Stored items from a collection:
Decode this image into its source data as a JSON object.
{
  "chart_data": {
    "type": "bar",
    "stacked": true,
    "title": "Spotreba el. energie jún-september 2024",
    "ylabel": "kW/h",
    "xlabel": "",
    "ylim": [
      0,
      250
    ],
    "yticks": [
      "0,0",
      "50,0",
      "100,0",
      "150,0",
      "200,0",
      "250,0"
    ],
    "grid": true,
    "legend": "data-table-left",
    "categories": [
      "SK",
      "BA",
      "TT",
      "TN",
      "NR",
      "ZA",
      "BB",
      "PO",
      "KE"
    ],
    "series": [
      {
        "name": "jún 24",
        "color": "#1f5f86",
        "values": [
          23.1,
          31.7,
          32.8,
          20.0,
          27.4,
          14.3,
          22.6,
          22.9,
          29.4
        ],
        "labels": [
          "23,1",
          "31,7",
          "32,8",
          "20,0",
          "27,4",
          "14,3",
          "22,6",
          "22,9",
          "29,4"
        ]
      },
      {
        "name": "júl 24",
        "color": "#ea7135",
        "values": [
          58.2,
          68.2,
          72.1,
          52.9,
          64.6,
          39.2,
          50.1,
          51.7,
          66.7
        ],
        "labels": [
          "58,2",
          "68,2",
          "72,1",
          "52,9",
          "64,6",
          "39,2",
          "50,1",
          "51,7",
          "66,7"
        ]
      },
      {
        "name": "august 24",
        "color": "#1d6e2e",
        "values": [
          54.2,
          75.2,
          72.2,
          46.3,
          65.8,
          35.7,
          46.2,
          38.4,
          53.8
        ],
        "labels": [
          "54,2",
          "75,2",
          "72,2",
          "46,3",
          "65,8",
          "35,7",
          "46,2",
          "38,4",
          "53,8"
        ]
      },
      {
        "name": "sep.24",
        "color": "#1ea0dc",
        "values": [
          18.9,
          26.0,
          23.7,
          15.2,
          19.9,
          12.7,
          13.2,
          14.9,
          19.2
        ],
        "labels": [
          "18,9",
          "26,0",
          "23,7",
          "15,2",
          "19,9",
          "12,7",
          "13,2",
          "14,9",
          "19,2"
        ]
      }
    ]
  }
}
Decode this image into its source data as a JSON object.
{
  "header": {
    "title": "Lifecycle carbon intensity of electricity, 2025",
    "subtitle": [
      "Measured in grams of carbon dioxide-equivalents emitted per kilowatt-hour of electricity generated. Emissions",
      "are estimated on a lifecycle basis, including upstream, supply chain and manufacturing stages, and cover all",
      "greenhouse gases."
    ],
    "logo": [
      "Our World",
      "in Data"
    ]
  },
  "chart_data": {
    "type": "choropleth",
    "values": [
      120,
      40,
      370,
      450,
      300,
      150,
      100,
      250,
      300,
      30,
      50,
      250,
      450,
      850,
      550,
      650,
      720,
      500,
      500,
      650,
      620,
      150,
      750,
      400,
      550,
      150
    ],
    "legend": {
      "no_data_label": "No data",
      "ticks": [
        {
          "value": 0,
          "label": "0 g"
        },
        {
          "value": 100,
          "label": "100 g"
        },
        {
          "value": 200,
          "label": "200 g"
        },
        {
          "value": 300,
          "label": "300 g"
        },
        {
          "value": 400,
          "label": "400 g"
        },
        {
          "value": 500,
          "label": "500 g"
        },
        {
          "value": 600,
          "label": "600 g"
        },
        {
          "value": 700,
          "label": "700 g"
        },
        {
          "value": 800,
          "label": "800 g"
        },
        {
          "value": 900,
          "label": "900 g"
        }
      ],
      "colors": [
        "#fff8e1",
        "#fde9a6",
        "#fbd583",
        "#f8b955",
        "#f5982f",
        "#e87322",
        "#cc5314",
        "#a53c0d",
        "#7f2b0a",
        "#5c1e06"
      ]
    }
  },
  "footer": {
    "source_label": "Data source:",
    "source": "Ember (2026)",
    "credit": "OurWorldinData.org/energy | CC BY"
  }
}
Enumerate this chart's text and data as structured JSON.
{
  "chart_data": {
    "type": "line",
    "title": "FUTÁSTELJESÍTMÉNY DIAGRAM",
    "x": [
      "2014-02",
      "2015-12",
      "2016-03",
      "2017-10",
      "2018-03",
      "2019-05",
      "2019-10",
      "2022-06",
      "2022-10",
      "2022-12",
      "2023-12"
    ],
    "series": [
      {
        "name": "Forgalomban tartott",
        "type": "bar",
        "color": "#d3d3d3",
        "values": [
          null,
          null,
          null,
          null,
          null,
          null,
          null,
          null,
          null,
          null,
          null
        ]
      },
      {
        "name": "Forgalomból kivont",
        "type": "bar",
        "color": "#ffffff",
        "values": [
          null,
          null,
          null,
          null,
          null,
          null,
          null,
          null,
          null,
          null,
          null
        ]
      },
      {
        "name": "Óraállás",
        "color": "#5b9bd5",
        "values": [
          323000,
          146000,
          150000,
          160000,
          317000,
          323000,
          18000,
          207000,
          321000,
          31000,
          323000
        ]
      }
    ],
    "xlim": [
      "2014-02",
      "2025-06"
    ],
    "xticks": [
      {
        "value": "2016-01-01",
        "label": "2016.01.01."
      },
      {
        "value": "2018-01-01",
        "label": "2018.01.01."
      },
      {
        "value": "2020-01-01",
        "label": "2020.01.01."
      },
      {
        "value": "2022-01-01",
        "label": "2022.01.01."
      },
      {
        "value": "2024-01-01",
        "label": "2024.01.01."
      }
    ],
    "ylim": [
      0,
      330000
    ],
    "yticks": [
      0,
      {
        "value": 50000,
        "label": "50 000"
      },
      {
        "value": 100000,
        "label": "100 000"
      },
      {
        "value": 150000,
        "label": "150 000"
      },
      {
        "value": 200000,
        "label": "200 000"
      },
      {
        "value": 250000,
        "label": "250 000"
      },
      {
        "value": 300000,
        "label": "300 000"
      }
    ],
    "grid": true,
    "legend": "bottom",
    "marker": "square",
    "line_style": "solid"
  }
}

SET EXERCISE:
Every record shown above must be echoed exactly.

SOLUTION TO THIS PROBLEM:
Decode this image into its source data as a JSON object.
{
  "chart_data": {
    "type": "bar",
    "stacked": true,
    "title": "Spotreba el. energie jún-september 2024",
    "ylabel": "kW/h",
    "xlabel": "",
    "ylim": [
      0,
      250
    ],
    "yticks": [
      "0,0",
      "50,0",
      "100,0",
      "150,0",
      "200,0",
      "250,0"
    ],
    "grid": true,
    "legend": "data-table-left",
    "categories": [
      "SK",
      "BA",
      "TT",
      "TN",
      "NR",
      "ZA",
      "BB",
      "PO",
      "KE"
    ],
    "series": [
      {
        "name": "jún 24",
        "color": "#1f5f86",
        "values": [
          23.1,
          31.7,
          32.8,
          20.0,
          27.4,
          14.3,
          22.6,
          22.9,
          29.4
        ],
        "labels": [
          "23,1",
          "31,7",
          "32,8",
          "20,0",
          "27,4",
          "14,3",
          "22,6",
          "22,9",
          "29,4"
        ]
      },
      {
        "name": "júl 24",
        "color": "#ea7135",
        "values": [
          58.2,
          68.2,
          72.1,
          52.9,
          64.6,
          39.2,
          50.1,
          51.7,
          66.7
        ],
        "labels": [
          "58,2",
          "68,2",
          "72,1",
          "52,9",
          "64,6",
          "39,2",
          "50,1",
          "51,7",
          "66,7"
        ]
      },
      {
        "name": "august 24",
        "color": "#1d6e2e",
        "values": [
          54.2,
          75.2,
          72.2,
          46.3,
          65.8,
          35.7,
          46.2,
          38.4,
          53.8
        ],
        "labels": [
          "54,2",
          "75,2",
          "72,2",
          "46,3",
          "65,8",
          "35,7",
          "46,2",
          "38,4",
          "53,8"
        ]
      },
      {
        "name": "sep.24",
        "color": "#1ea0dc",
        "values": [
          18.9,
          26.0,
          23.7,
          15.2,
          19.9,
          12.7,
          13.2,
          14.9,
          19.2
        ],
        "labels": [
          "18,9",
          "26,0",
          "23,7",
          "15,2",
          "19,9",
          "12,7",
          "13,2",
          "14,9",
          "19,2"
        ]
      }
    ]
  }
}
Decode this image into its source data as a JSON object.
{
  "header": {
    "title": "Lifecycle carbon intensity of electricity, 2025",
    "subtitle": [
      "Measured in grams of carbon dioxide-equivalents emitted per kilowatt-hour of electricity generated. Emissions",
      "are estimated on a lifecycle basis, including upstream, supply chain and manufacturing stages, and cover all",
      "greenhouse gases."
    ],
    "logo": [
      "Our World",
      "in Data"
    ]
  },
  "chart_data": {
    "type": "choropleth",
    "values": [
      120,
      40,
      370,
      450,
      300,
      150,
      100,
      250,
      300,
      30,
      50,
      250,
      450,
      850,
      550,
      650,
      720,
      500,
      500,
      650,
      620,
      150,
      750,
      400,
      550,
      150
    ],
    "legend": {
      "no_data_label": "No data",
      "ticks": [
        {
          "value": 0,
          "label": "0 g"
        },
        {
          "value": 100,
          "label": "100 g"
        },
        {
          "value": 200,
          "label": "200 g"
        },
        {
          "value": 300,
          "label": "300 g"
        },
        {
          "value": 400,
          "label": "400 g"
        },
        {
          "value": 500,
          "label": "500 g"
        },
        {
          "value": 600,
          "label": "600 g"
        },
        {
          "value": 700,
          "label": "700 g"
        },
        {
          "value": 800,
          "label": "800 g"
        },
        {
          "value": 900,
          "label": "900 g"
        }
      ],
      "colors": [
        "#fff8e1",
        "#fde9a6",
        "#fbd583",
        "#f8b955",
        "#f5982f",
        "#e87322",
        "#cc5314",
        "#a53c0d",
        "#7f2b0a",
        "#5c1e06"
      ]
    }
  },
  "footer": {
    "source_label": "Data source:",
    "source": "Ember (2026)",
    "credit": "OurWorldinData.org/energy | CC BY"
  }
}
Enumerate this chart's text and data as structured JSON.
{
  "chart_data": {
    "type": "line",
    "title": "FUTÁSTELJESÍTMÉNY DIAGRAM",
    "x": [
      "2014-02",
      "2015-12",
      "2016-03",
      "2017-10",
      "2018-03",
      "2019-05",
      "2019-10",
      "2022-06",
      "2022-10",
      "2022-12",
      "2023-12"
    ],
    "series": [
      {
        "name": "Forgalomban tartott",
        "type": "bar",
        "color": "#d3d3d3",
        "values": [
          null,
          null,
          null,
          null,
          null,
          null,
          null,
          null,
          null,
          null,
          null
        ]
      },
      {
        "name": "Forgalomból kivont",
        "type": "bar",
        "color": "#ffffff",
        "values": [
          null,
          null,
          null,
          null,
          null,
          null,
          null,
          null,
          null,
          null,
          null
        ]
      },
      {
        "name": "Óraállás",
        "color": "#5b9bd5",
        "values": [
          323000,
          146000,
          150000,
          160000,
          317000,
          323000,
          18000,
          207000,
          321000,
          31000,
          323000
        ]
      }
    ],
    "xlim": [
      "2014-02",
      "2025-06"
    ],
    "xticks": [
      {
        "value": "2016-01-01",
        "label": "2016.01.01."
      },
      {
        "value": "2018-01-01",
        "label": "2018.01.01."
      },
      {
        "value": "2020-01-01",
        "label": "2020.01.01."
      },
      {
        "value": "2022-01-01",
        "label": "2022.01.01."
      },
      {
        "value": "2024-01-01",
        "label": "2024.01.01."
      }
    ],
    "ylim": [
      0,
      330000
    ],
    "yticks": [
      0,
      {
        "value": 50000,
        "label": "50 000"
      },
      {
        "value": 100000,
        "label": "100 000"
      },
      {
        "value": 150000,
        "label": "150 000"
      },
      {
        "value": 200000,
        "label": "200 000"
      },
      {
        "value": 250000,
        "label": "250 000"
      },
      {
        "value": 300000,
        "label": "300 000"
      }
    ],
    "grid": true,
    "legend": "bottom",
    "marker": "square",
    "line_style": "solid"
  }
}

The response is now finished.